> **TASK DETAILS**:
Repeat exactly each line of the data provided below.

> **SUPPLIED RECORDS**:
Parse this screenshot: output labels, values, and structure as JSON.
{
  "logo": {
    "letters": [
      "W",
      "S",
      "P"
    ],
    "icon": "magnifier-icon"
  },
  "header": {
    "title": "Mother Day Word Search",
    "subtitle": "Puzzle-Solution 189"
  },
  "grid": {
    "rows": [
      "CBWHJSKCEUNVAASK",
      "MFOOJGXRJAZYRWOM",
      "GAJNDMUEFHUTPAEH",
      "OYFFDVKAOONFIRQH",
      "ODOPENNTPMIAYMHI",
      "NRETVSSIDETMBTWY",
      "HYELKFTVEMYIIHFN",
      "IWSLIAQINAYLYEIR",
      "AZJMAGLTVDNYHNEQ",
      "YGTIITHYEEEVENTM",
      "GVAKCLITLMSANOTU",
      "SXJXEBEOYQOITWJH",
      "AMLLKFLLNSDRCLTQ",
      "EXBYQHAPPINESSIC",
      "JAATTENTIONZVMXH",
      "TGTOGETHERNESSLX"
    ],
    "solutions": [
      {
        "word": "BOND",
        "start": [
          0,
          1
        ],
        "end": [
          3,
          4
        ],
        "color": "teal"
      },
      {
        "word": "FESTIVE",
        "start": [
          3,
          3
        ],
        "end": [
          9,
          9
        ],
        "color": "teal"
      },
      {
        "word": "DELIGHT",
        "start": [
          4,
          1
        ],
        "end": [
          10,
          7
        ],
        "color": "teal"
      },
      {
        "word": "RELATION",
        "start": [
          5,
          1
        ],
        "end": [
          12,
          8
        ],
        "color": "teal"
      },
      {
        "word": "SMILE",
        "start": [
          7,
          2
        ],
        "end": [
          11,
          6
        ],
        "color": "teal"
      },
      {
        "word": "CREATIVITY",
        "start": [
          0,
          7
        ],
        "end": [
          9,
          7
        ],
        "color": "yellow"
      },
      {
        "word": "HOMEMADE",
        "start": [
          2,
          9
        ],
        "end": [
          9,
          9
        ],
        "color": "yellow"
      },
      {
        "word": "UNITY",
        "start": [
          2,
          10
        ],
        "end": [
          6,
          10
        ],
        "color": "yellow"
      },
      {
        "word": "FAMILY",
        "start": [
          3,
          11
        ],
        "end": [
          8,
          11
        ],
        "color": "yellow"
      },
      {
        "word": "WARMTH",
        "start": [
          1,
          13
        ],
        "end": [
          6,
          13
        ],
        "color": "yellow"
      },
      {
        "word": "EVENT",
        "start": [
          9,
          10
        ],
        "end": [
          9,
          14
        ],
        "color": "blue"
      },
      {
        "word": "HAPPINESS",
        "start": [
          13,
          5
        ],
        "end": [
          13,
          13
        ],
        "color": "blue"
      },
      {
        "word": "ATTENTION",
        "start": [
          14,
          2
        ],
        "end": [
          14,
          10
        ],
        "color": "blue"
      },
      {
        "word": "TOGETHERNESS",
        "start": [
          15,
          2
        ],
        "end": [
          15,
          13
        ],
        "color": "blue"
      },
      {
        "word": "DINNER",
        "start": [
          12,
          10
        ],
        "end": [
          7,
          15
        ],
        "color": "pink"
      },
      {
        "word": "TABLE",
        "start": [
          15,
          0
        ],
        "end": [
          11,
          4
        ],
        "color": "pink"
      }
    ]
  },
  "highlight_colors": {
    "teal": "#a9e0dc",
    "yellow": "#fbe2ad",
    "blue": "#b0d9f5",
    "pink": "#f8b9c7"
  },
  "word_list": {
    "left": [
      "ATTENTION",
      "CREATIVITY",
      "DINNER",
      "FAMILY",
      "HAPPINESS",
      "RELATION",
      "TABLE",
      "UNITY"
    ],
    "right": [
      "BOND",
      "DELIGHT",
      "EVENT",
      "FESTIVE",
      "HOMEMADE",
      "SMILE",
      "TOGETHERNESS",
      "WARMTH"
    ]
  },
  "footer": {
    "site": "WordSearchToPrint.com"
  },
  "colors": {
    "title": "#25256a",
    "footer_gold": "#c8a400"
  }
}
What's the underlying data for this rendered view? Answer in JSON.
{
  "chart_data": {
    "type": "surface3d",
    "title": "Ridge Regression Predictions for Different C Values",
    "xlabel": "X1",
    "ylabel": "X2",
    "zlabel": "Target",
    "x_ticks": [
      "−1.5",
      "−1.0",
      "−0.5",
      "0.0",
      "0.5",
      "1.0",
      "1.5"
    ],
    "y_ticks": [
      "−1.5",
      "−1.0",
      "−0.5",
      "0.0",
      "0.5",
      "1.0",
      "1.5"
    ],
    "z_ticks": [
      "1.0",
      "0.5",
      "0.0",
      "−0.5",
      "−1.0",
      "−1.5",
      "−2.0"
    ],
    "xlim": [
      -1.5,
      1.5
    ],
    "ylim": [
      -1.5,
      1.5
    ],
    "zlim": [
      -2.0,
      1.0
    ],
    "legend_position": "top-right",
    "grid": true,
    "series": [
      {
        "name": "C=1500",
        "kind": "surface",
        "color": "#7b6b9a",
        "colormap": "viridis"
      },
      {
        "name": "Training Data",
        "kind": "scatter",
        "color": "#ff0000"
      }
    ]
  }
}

> **TASK SOLUTION**:
Parse this screenshot: output labels, values, and structure as JSON.
{
  "logo": {
    "letters": [
      "W",
      "S",
      "P"
    ],
    "icon": "magnifier-icon"
  },
  "header": {
    "title": "Mother Day Word Search",
    "subtitle": "Puzzle-Solution 189"
  },
  "grid": {
    "rows": [
      "CBWHJSKCEUNVAASK",
      "MFOOJGXRJAZYRWOM",
      "GAJNDMUEFHUTPAEH",
      "OYFFDVKAOONFIRQH",
      "ODOPENNTPMIAYMHI",
      "NRETVSSIDETMBTWY",
      "HYELKFTVEMYIIHFN",
      "IWSLIAQINAYLYEIR",
      "AZJMAGLTVDNYHNEQ",
      "YGTIITHYEEEVENTM",
      "GVAKCLITLMSANOTU",
      "SXJXEBEOYQOITWJH",
      "AMLLKFLLNSDRCLTQ",
      "EXBYQHAPPINESSIC",
      "JAATTENTIONZVMXH",
      "TGTOGETHERNESSLX"
    ],
    "solutions": [
      {
        "word": "BOND",
        "start": [
          0,
          1
        ],
        "end": [
          3,
          4
        ],
        "color": "teal"
      },
      {
        "word": "FESTIVE",
        "start": [
          3,
          3
        ],
        "end": [
          9,
          9
        ],
        "color": "teal"
      },
      {
        "word": "DELIGHT",
        "start": [
          4,
          1
        ],
        "end": [
          10,
          7
        ],
        "color": "teal"
      },
      {
        "word": "RELATION",
        "start": [
          5,
          1
        ],
        "end": [
          12,
          8
        ],
        "color": "teal"
      },
      {
        "word": "SMILE",
        "start": [
          7,
          2
        ],
        "end": [
          11,
          6
        ],
        "color": "teal"
      },
      {
        "word": "CREATIVITY",
        "start": [
          0,
          7
        ],
        "end": [
          9,
          7
        ],
        "color": "yellow"
      },
      {
        "word": "HOMEMADE",
        "start": [
          2,
          9
        ],
        "end": [
          9,
          9
        ],
        "color": "yellow"
      },
      {
        "word": "UNITY",
        "start": [
          2,
          10
        ],
        "end": [
          6,
          10
        ],
        "color": "yellow"
      },
      {
        "word": "FAMILY",
        "start": [
          3,
          11
        ],
        "end": [
          8,
          11
        ],
        "color": "yellow"
      },
      {
        "word": "WARMTH",
        "start": [
          1,
          13
        ],
        "end": [
          6,
          13
        ],
        "color": "yellow"
      },
      {
        "word": "EVENT",
        "start": [
          9,
          10
        ],
        "end": [
          9,
          14
        ],
        "color": "blue"
      },
      {
        "word": "HAPPINESS",
        "start": [
          13,
          5
        ],
        "end": [
          13,
          13
        ],
        "color": "blue"
      },
      {
        "word": "ATTENTION",
        "start": [
          14,
          2
        ],
        "end": [
          14,
          10
        ],
        "color": "blue"
      },
      {
        "word": "TOGETHERNESS",
        "start": [
          15,
          2
        ],
        "end": [
          15,
          13
        ],
        "color": "blue"
      },
      {
        "word": "DINNER",
        "start": [
          12,
          10
        ],
        "end": [
          7,
          15
        ],
        "color": "pink"
      },
      {
        "word": "TABLE",
        "start": [
          15,
          0
        ],
        "end": [
          11,
          4
        ],
        "color": "pink"
      }
    ]
  },
  "highlight_colors": {
    "teal": "#a9e0dc",
    "yellow": "#fbe2ad",
    "blue": "#b0d9f5",
    "pink": "#f8b9c7"
  },
  "word_list": {
    "left": [
      "ATTENTION",
      "CREATIVITY",
      "DINNER",
      "FAMILY",
      "HAPPINESS",
      "RELATION",
      "TABLE",
      "UNITY"
    ],
    "right": [
      "BOND",
      "DELIGHT",
      "EVENT",
      "FESTIVE",
      "HOMEMADE",
      "SMILE",
      "TOGETHERNESS",
      "WARMTH"
    ]
  },
  "footer": {
    "site": "WordSearchToPrint.com"
  },
  "colors": {
    "title": "#25256a",
    "footer_gold": "#c8a400"
  }
}
What's the underlying data for this rendered view? Answer in JSON.
{
  "chart_data": {
    "type": "surface3d",
    "title": "Ridge Regression Predictions for Different C Values",
    "xlabel": "X1",
    "ylabel": "X2",
    "zlabel": "Target",
    "x_ticks": [
      "−1.5",
      "−1.0",
      "−0.5",
      "0.0",
      "0.5",
      "1.0",
      "1.5"
    ],
    "y_ticks": [
      "−1.5",
      "−1.0",
      "−0.5",
      "0.0",
      "0.5",
      "1.0",
      "1.5"
    ],
    "z_ticks": [
      "1.0",
      "0.5",
      "0.0",
      "−0.5",
      "−1.0",
      "−1.5",
      "−2.0"
    ],
    "xlim": [
      -1.5,
      1.5
    ],
    "ylim": [
      -1.5,
      1.5
    ],
    "zlim": [
      -2.0,
      1.0
    ],
    "legend_position": "top-right",
    "grid": true,
    "series": [
      {
        "name": "C=1500",
        "kind": "surface",
        "color": "#7b6b9a",
        "colormap": "viridis"
      },
      {
        "name": "Training Data",
        "kind": "scatter",
        "color": "#ff0000"
      }
    ]
  }
}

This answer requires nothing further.